[Page excerpt]
## start

Glossary Terms Pt. 4

I’ve consulted with several teachers  who are new to Writing Workshop and new to implementing the Lucy Calkins writing curriculum. Recently, I’ve been getting some questions from teachers, both on the blog and also in the field, about how to implement  Writing Workshop as an instructional practice in their schools and districts.

Personally, I think one of the most powerful things teachers can do when implementing a Writing Workshop model or a writing curriculum is to establish the habit of coming together as a school community to study the qualities of student writing and to regularly meet and discuss what’s working and what’s not. What strategies they see students transferring to their independent work and what’s  not taking hold. What practices teachers are implementing and what’s just beyond their reach.  

I encourage you to embrace being a part of a learning and growing community and to carve out time to meet routinely with your grade level teams, school teams or as an organization to have honest conversations about your instructional practice.  I hope this Glossary of Terms will help your teams develop a common understanding around terms and boost your confidence when sharing your practice with others. 

As always here's my spoiler alert: these are not official “researched-based” definitions nor did they come from some literacy search engine data base. And honestly, there are probably others who may use these words entirely differently. But these are the words I find myself using frequently during Workshop instruction based on my own experience as a teacher, coach, consultant, staff developer and author.

Twelve Common Writing Workshop Procedures and Instructional Strategies

 

On-Demand Writing:

What: A writing assessment given to students prior to starting a unit of study in the Writing Units of Study Curriculum by Lucy Calkins. This assessment reveals what students may already know about a particular type of writing prior to instruction.

Why: Provides evidence from authentic work to establish instructional course and target needs for further differentiation.

## end

[Set task 1]
From the records, print the lines starting at the one containing "Bar [577, 308, 589, 311]" and ending at the one containing "Bar [340, 357, 353, 360]", including both.
The Writing Workshop glossary and the records have nothing to do with each other.

[Record extracts]
## start

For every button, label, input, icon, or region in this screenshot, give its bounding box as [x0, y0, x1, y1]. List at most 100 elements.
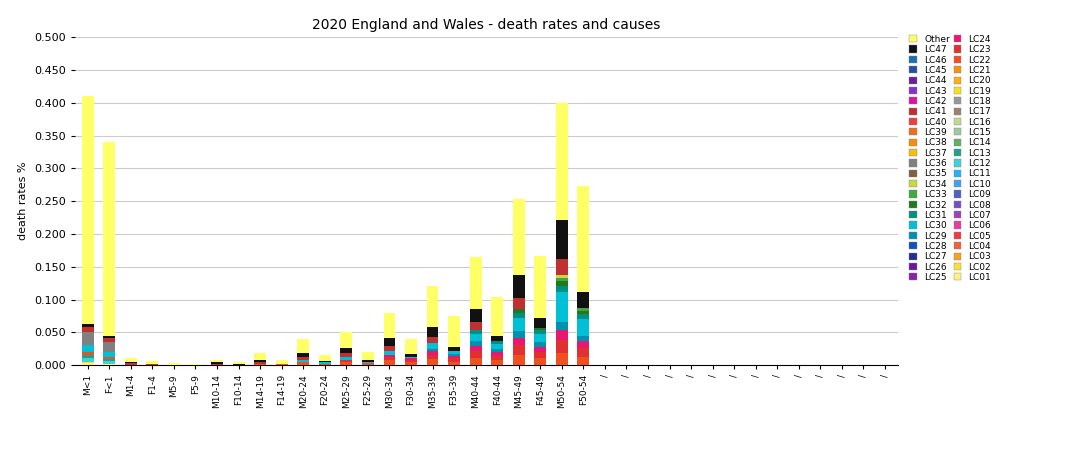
Bar [577, 308, 589, 311]
Bar [556, 275, 568, 278]
Bar [362, 352, 374, 360]
Title: 2020 England and Wales - death rates and causes: 2020 England and Wales - death rates and… [312, 18, 661, 32]
Bar [125, 358, 137, 362]
Bar [168, 363, 180, 365]
Bar [427, 351, 438, 355]
Bar [492, 356, 503, 360]
Bar [384, 351, 396, 355]
Bar [104, 342, 115, 352]
Bar [297, 357, 309, 360]
Bar [492, 352, 503, 356]
Bar [427, 286, 438, 327]
Bar [513, 318, 525, 331]
Bar [340, 357, 353, 360]
Bar [82, 327, 94, 332]
Bar [211, 364, 223, 365]
Bar [577, 342, 589, 348]
Bar [577, 357, 589, 365]
Bar [384, 338, 396, 346]
Bar [513, 199, 525, 275]
Bar [513, 337, 525, 345]
Bar [297, 339, 309, 353]
Bar [384, 357, 396, 360]
Bar [384, 360, 396, 365]
Bar [189, 364, 201, 365]
Bar [104, 142, 115, 336]
Bar [82, 345, 94, 352]
Bar [405, 360, 417, 362]
Bar [448, 316, 460, 347]
Bar [556, 219, 568, 259]
Bar [297, 362, 309, 365]
Bar [534, 330, 546, 334]
Bar [82, 362, 94, 363]
Bar [469, 322, 481, 330]
Bar [556, 322, 568, 330]
Bar [534, 358, 546, 365]
Bar [104, 359, 115, 361]
Bar [146, 361, 158, 364]
Bar [297, 360, 309, 362]
Bar [362, 362, 374, 363]
Bar [362, 363, 374, 365]
Bar [448, 362, 460, 365]
Bar [577, 311, 589, 314]
Bar [340, 360, 353, 362]
Bar [469, 342, 481, 346]
Bar [577, 336, 589, 342]
Bar [427, 327, 438, 337]
Bar [513, 309, 525, 313]
Bar [405, 358, 417, 360]
Bar [427, 355, 438, 359]
Bar [556, 353, 568, 365]
Bar [556, 259, 568, 275]
Bar [492, 297, 503, 336]
Bar [448, 347, 460, 351]
Bar [427, 344, 438, 349]
Bar [427, 337, 438, 344]
Bar [340, 348, 353, 353]
Bar [233, 362, 245, 365]
Y-axis label: death rates %: death rates % [18, 162, 29, 241]
Bar [513, 331, 525, 337]
Bar [125, 362, 137, 363]
Bar [534, 328, 546, 330]
Bar [82, 363, 94, 365]
Bar [340, 362, 353, 365]
Bar [427, 349, 438, 351]
Bar [556, 281, 568, 286]
Bar [492, 360, 503, 365]
Bar [82, 358, 94, 362]
Bar [534, 334, 546, 342]
Bar [104, 357, 115, 359]
Bar [254, 353, 266, 360]
Bar [297, 353, 309, 357]
Bar [125, 363, 137, 365]
Bar [82, 96, 94, 324]
Bar [469, 334, 481, 342]
Bar [104, 338, 115, 342]
Bar [405, 362, 417, 365]
Bar [319, 361, 330, 362]
Bar [319, 355, 330, 361]
Bar [469, 257, 481, 309]
Bar [319, 364, 330, 365]
Bar [448, 358, 460, 362]
Bar [534, 256, 546, 318]
Bar [384, 355, 396, 357]
Bar [384, 313, 396, 338]
Bar [492, 336, 503, 342]
Bar [577, 292, 589, 308]
Bar [513, 298, 525, 309]
Bar [146, 364, 158, 365]
Bar [82, 332, 94, 345]
Bar [534, 347, 546, 352]
Bar [340, 332, 353, 348]
Bar [211, 360, 223, 362]
Bar [405, 357, 417, 358]
Bar [340, 353, 353, 357]
Bar [577, 314, 589, 319]
Bar [276, 364, 288, 365]
Bar [254, 364, 266, 365]
Bar [254, 362, 266, 364]
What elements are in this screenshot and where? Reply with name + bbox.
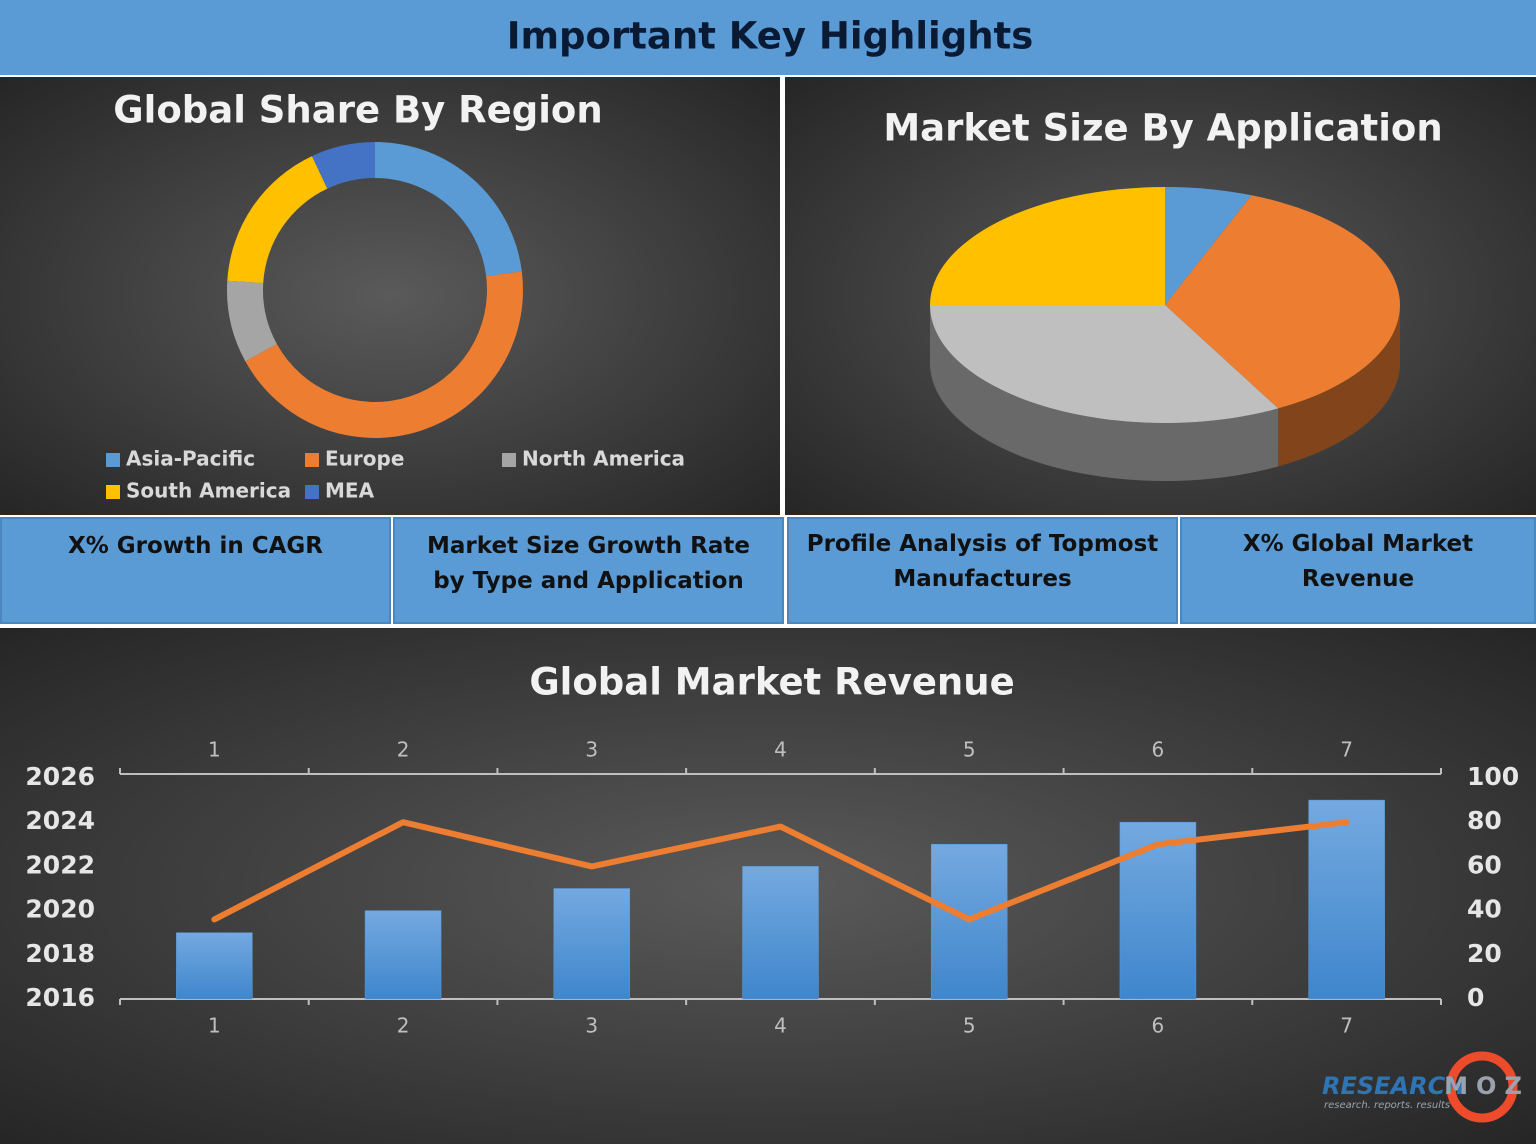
pie-slice <box>930 305 1279 424</box>
legend-label: Europe <box>325 447 404 471</box>
donut-slice <box>245 271 523 438</box>
x-tick-label: 5 <box>963 738 976 762</box>
bar <box>1308 799 1385 1000</box>
bar <box>553 888 631 1000</box>
pie-slice <box>1165 195 1400 409</box>
legend-swatch <box>305 453 319 467</box>
x-tick-label: 6 <box>1152 1014 1165 1038</box>
pie-slice <box>1165 187 1252 305</box>
legend-label: MEA <box>325 479 375 503</box>
legend-swatch <box>502 453 516 467</box>
highlight-box: Profile Analysis of Topmost Manufactures <box>787 517 1178 624</box>
x-tick-label: 4 <box>774 738 787 762</box>
logo-ring <box>1446 1051 1518 1123</box>
x-tick-label: 4 <box>774 1014 787 1038</box>
bar <box>1119 821 1197 1000</box>
logo-tagline: research. reports. results <box>1324 1100 1450 1111</box>
highlight-box: X% Global Market Revenue <box>1180 517 1536 624</box>
y2-tick-label: 80 <box>1467 806 1502 835</box>
pie-side <box>1278 305 1400 467</box>
y-tick-label: 2018 <box>25 939 95 968</box>
bar <box>364 910 442 1000</box>
x-tick-label: 5 <box>963 1014 976 1038</box>
donut-slice <box>311 142 375 189</box>
y-tick-label: 2024 <box>25 806 95 835</box>
bar <box>176 932 253 1000</box>
donut-slice <box>227 156 328 283</box>
legend-swatch <box>106 453 120 467</box>
logo-brand: RESEARCH <box>1322 1072 1465 1100</box>
pie-side <box>930 305 1279 482</box>
x-tick-label: 3 <box>585 1014 598 1038</box>
y-tick-label: 2026 <box>25 762 95 791</box>
highlight-box: X% Growth in CAGR <box>0 517 391 624</box>
y-tick-label: 2022 <box>25 850 95 879</box>
y2-tick-label: 60 <box>1467 850 1502 879</box>
x-tick-label: 1 <box>208 1014 221 1038</box>
highlight-box: Market Size Growth Rate by Type and Appl… <box>393 517 784 624</box>
chart-title: Global Market Revenue <box>529 661 1014 704</box>
header-title: Important Key Highlights <box>507 15 1034 58</box>
y-tick-label: 2016 <box>25 983 95 1012</box>
y2-tick-label: 100 <box>1467 762 1519 791</box>
legend-label: North America <box>522 447 685 471</box>
chart-title: Global Share By Region <box>113 89 602 132</box>
donut-slice <box>227 280 277 362</box>
x-tick-label: 2 <box>397 1014 410 1038</box>
legend-label: South America <box>126 479 291 503</box>
donut-slice <box>375 142 522 276</box>
legend-label: Asia-Pacific <box>126 447 255 471</box>
x-tick-label: 2 <box>397 738 410 762</box>
header-band <box>0 0 1536 75</box>
pie-slice <box>930 187 1165 305</box>
y2-tick-label: 20 <box>1467 939 1502 968</box>
x-tick-label: 1 <box>208 738 221 762</box>
logo-brand2: MOZ <box>1444 1072 1530 1100</box>
bar <box>742 866 819 1000</box>
y2-tick-label: 0 <box>1467 983 1484 1012</box>
y2-tick-label: 40 <box>1467 895 1502 924</box>
x-tick-label: 6 <box>1152 738 1165 762</box>
x-tick-label: 7 <box>1340 738 1353 762</box>
legend-swatch <box>305 485 319 499</box>
chart-title: Market Size By Application <box>883 107 1442 150</box>
line-series <box>211 819 1350 923</box>
x-tick-label: 7 <box>1340 1014 1353 1038</box>
y-tick-label: 2020 <box>25 895 95 924</box>
x-tick-label: 3 <box>585 738 598 762</box>
legend-swatch <box>106 485 120 499</box>
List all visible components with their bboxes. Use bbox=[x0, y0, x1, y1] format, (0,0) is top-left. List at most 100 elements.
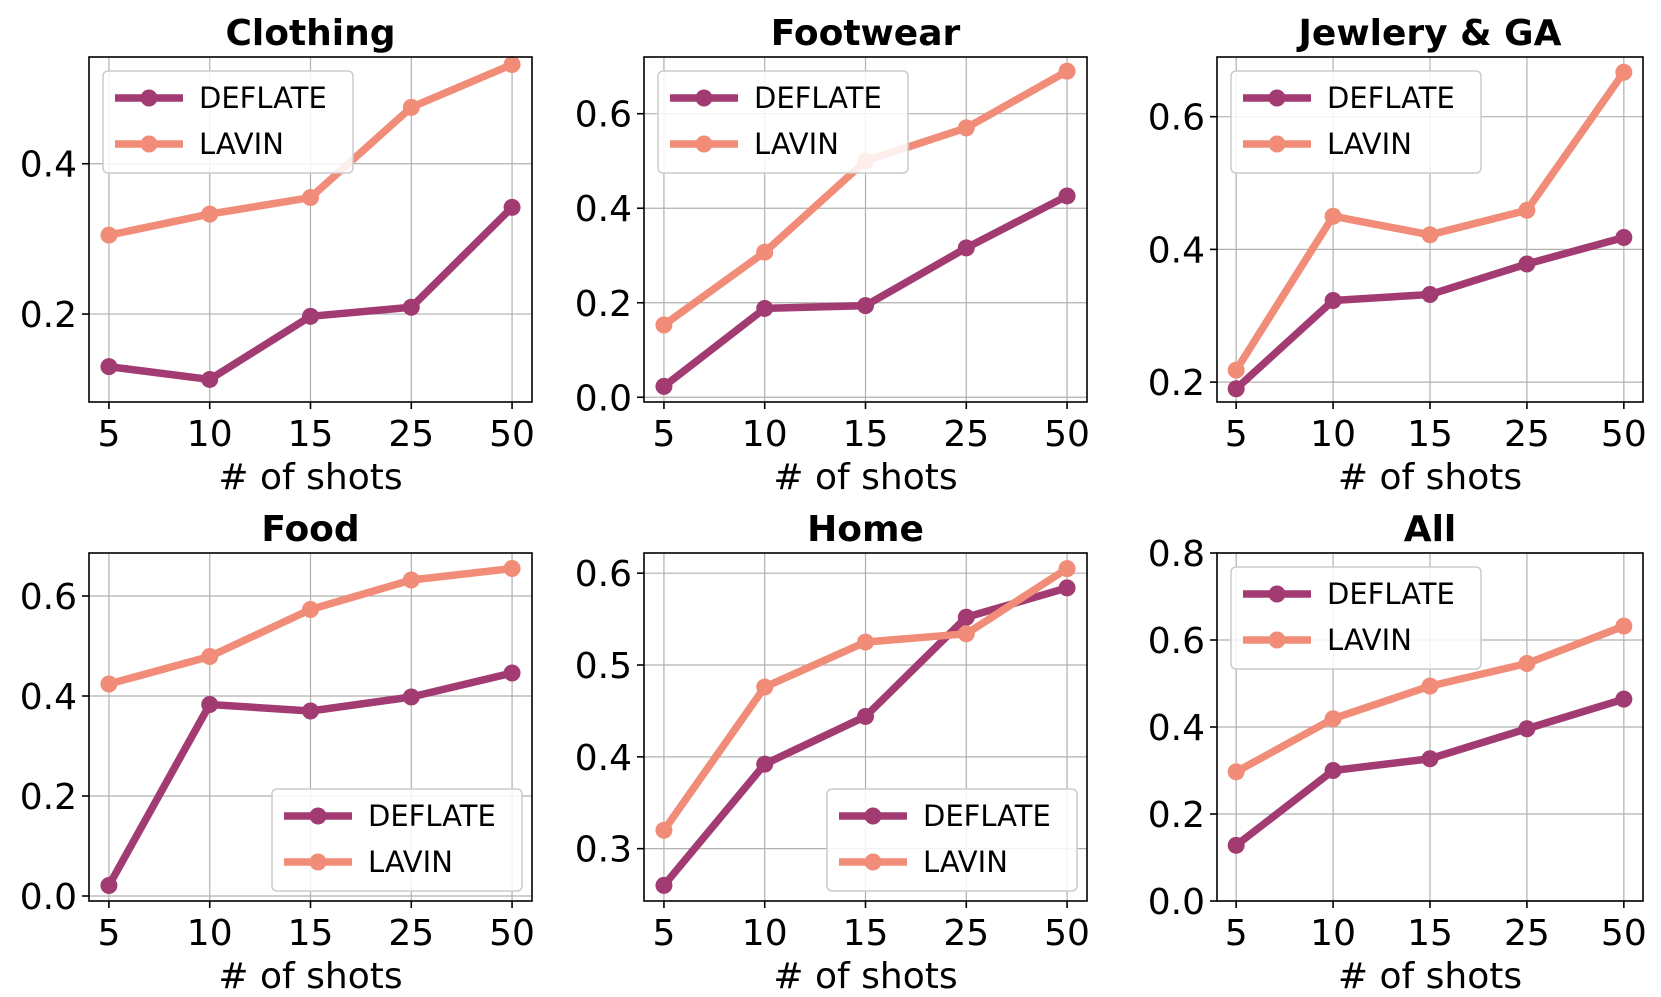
y-tick-label: 0.6 bbox=[1148, 98, 1205, 139]
legend-label: LAVIN bbox=[1327, 127, 1412, 161]
data-point bbox=[402, 98, 420, 116]
y-tick-label: 0.4 bbox=[575, 738, 632, 779]
y-tick-label: 0.2 bbox=[575, 284, 632, 325]
subplot-5: 5 10 15 25 50 0.3 0.4 0.5 0.6 Home # of shots DEFLA… bbox=[575, 509, 1090, 997]
data-point bbox=[1518, 201, 1536, 219]
data-point bbox=[957, 239, 975, 257]
legend-label: LAVIN bbox=[923, 845, 1008, 879]
subplot-2: 5 10 15 25 50 0.0 0.2 0.4 0.6 Footwear # of shots D… bbox=[575, 13, 1090, 498]
data-point bbox=[201, 205, 219, 223]
legend-label: LAVIN bbox=[1327, 623, 1412, 657]
data-point bbox=[1227, 361, 1245, 379]
data-point bbox=[1227, 836, 1245, 854]
x-tick-label: 5 bbox=[652, 414, 675, 455]
legend: DEFLATE LAVIN bbox=[826, 788, 1078, 892]
y-tick-label: 0.0 bbox=[1148, 882, 1205, 923]
x-tick-label: 25 bbox=[943, 913, 989, 954]
data-point bbox=[1518, 654, 1536, 672]
data-point bbox=[201, 370, 219, 388]
data-point bbox=[100, 675, 118, 693]
y-tick-label: 0.4 bbox=[20, 145, 77, 186]
x-tick-label: 10 bbox=[1310, 913, 1356, 954]
series-lavin bbox=[1227, 63, 1633, 379]
x-tick-label: 5 bbox=[1225, 913, 1248, 954]
subplot-title: Food bbox=[261, 509, 359, 550]
x-tick-label: 25 bbox=[388, 913, 434, 954]
series-deflate bbox=[1227, 228, 1633, 398]
legend-marker bbox=[309, 807, 327, 825]
legend-marker bbox=[1268, 585, 1286, 603]
x-tick-label: 50 bbox=[1601, 913, 1647, 954]
series-deflate bbox=[100, 664, 521, 894]
data-point bbox=[201, 648, 219, 665]
data-point bbox=[302, 189, 319, 207]
y-tick-label: 0.8 bbox=[1148, 534, 1205, 575]
data-point bbox=[402, 688, 420, 706]
subplot-6: 5 10 15 25 50 0.0 0.2 0.4 0.6 0.8 All # of shots DEF… bbox=[1148, 509, 1647, 997]
data-point bbox=[857, 707, 874, 725]
data-point bbox=[100, 226, 118, 244]
x-tick-label: 25 bbox=[1504, 913, 1550, 954]
x-tick-label: 50 bbox=[489, 414, 535, 455]
data-point bbox=[1324, 710, 1342, 728]
x-tick-label: 50 bbox=[1044, 913, 1090, 954]
y-tick-label: 0.2 bbox=[20, 777, 77, 818]
data-point bbox=[1324, 207, 1342, 225]
subplot-title: Jewlery & GA bbox=[1296, 13, 1562, 54]
data-point bbox=[1227, 380, 1245, 398]
legend-label: DEFLATE bbox=[1327, 577, 1455, 611]
y-tick-label: 0.6 bbox=[575, 554, 632, 595]
data-point bbox=[503, 664, 521, 682]
data-point bbox=[402, 571, 420, 589]
x-tick-label: 50 bbox=[489, 913, 535, 954]
x-tick-label: 15 bbox=[288, 414, 334, 455]
x-tick-label: 5 bbox=[652, 913, 675, 954]
x-tick-label: 5 bbox=[1225, 414, 1248, 455]
y-tick-label: 0.3 bbox=[575, 830, 632, 871]
legend-label: LAVIN bbox=[754, 127, 839, 161]
legend: DEFLATE LAVIN bbox=[102, 70, 354, 174]
legend-label: DEFLATE bbox=[199, 81, 327, 115]
data-point bbox=[1615, 617, 1633, 635]
y-tick-label: 0.4 bbox=[575, 189, 632, 230]
subplot-3: 5 10 15 25 50 0.2 0.4 0.6 Jewlery & GA # of shots… bbox=[1148, 13, 1647, 498]
x-tick-label: 10 bbox=[1310, 414, 1356, 455]
x-axis-label: # of shots bbox=[773, 457, 957, 498]
subplot-title: Home bbox=[807, 509, 924, 550]
y-tick-label: 0.6 bbox=[575, 95, 632, 136]
subplot-1: 5 10 15 25 50 0.2 0.4 Clothing # of shots DEFLATE… bbox=[20, 13, 535, 498]
data-point bbox=[503, 198, 521, 216]
data-point bbox=[302, 601, 319, 618]
legend-marker bbox=[140, 89, 158, 107]
data-point bbox=[503, 56, 521, 74]
data-point bbox=[201, 696, 219, 713]
data-point bbox=[1227, 763, 1245, 781]
data-point bbox=[756, 678, 774, 696]
legend-marker bbox=[140, 135, 158, 153]
x-tick-label: 10 bbox=[742, 913, 788, 954]
y-tick-label: 0.5 bbox=[575, 646, 632, 687]
data-point bbox=[857, 297, 874, 315]
legend-marker bbox=[695, 89, 713, 107]
legend-label: DEFLATE bbox=[368, 799, 496, 833]
x-tick-label: 15 bbox=[843, 913, 889, 954]
x-tick-label: 10 bbox=[742, 414, 788, 455]
data-point bbox=[655, 876, 673, 894]
y-tick-label: 0.0 bbox=[20, 877, 77, 918]
x-axis-label: # of shots bbox=[218, 457, 402, 498]
y-tick-label: 0.6 bbox=[20, 577, 77, 618]
legend: DEFLATE LAVIN bbox=[271, 788, 523, 892]
data-point bbox=[957, 625, 975, 643]
y-tick-label: 0.0 bbox=[575, 378, 632, 419]
y-tick-label: 0.4 bbox=[1148, 230, 1205, 271]
x-tick-label: 25 bbox=[388, 414, 434, 455]
x-tick-label: 50 bbox=[1044, 414, 1090, 455]
y-tick-label: 0.4 bbox=[1148, 708, 1205, 749]
x-tick-label: 25 bbox=[943, 414, 989, 455]
x-tick-label: 15 bbox=[1407, 913, 1453, 954]
series-lavin bbox=[1227, 617, 1633, 781]
legend-marker bbox=[1268, 135, 1286, 153]
data-point bbox=[655, 316, 673, 334]
x-tick-label: 10 bbox=[187, 913, 233, 954]
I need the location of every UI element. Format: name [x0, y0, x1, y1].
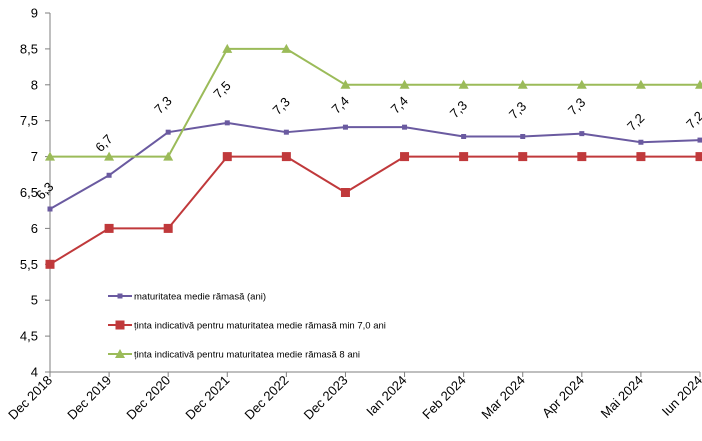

## end

[Set task 2]
Continue the Writing Workshop glossary from the point where it stops.

[Reply 1]
Bar [577, 308, 589, 311]
Bar [556, 275, 568, 278]
Bar [362, 352, 374, 360]
Title: 2020 England and Wales - death rates and causes: 2020 England and Wales - death rates and… [312, 18, 661, 32]
Bar [125, 358, 137, 362]
Bar [168, 363, 180, 365]
Bar [427, 351, 438, 355]
Bar [492, 356, 503, 360]
Bar [384, 351, 396, 355]
Bar [104, 342, 115, 352]
Bar [297, 357, 309, 360]
Bar [492, 352, 503, 356]
Bar [427, 286, 438, 327]
Bar [513, 318, 525, 331]
Bar [340, 357, 353, 360]

[Reply 2]
Bend:

What: In the Writing Units of Study Curriculum by Lucy Calkins and her colleagues at the Reading and Writing Project, the parts, or sections, in a unit of study are referred to as “bends.” The Bends in the Road are the skills you plan to teach in a Unit of Study. This term originates from the work of Lucy Calkins and colleagues at the Reading and Writing Project.  Lucy suggests to think of the unit of study as a teaching journey. And like all journeys, you may take temporary detours or changes in directions.  For example, you shift your teaching focus from organization and structure to teaching elaboration strategies about including details and examples. You’re not completely getting off course and ending the unit, just taking a little strategic detour or bend in the road. 

Why: Instructional strategy .

 

Bootcamp:

What: Short focused instruction and practice on a specific skill or strategy. Generally, boot camps take place at the end of a unit when post assessments reveal a review is needed of a specific skill or strategy. For example, a convention boot camp will focus on punctuation and mechanics.

Why: Instructional strategy.

 

Status of the Class:

What: This term originates from the work of Nancie Atwell. Before releasing students from the gathering place, the teacher will ask each student to name what they are going to be working on in Writing Workshop that day.

Why: Goal setting and focus writing.

 

Writing in the Air:

What: Writing in the air is a planning strategy. Sometimes you might teach students to plan by orally rehearsing (practicing out loud) what you want to write and pretend write it in the air during the active engagement portion of the mini lesson.  

Why:  A quick and effective technique to demonstrate your own writing. 

 

Seed Ideas in Primary Grades:

What:  This term originals from the original Units of Study for Primary Writing by Lucy Calkins and Colleagues.  When writing a personal narrative, a seed idea is a small moment, or event that took place only a small part of one day. Seed ideas are narrowly focused and generally easier to write about in detail.  

Why: Planning strategy.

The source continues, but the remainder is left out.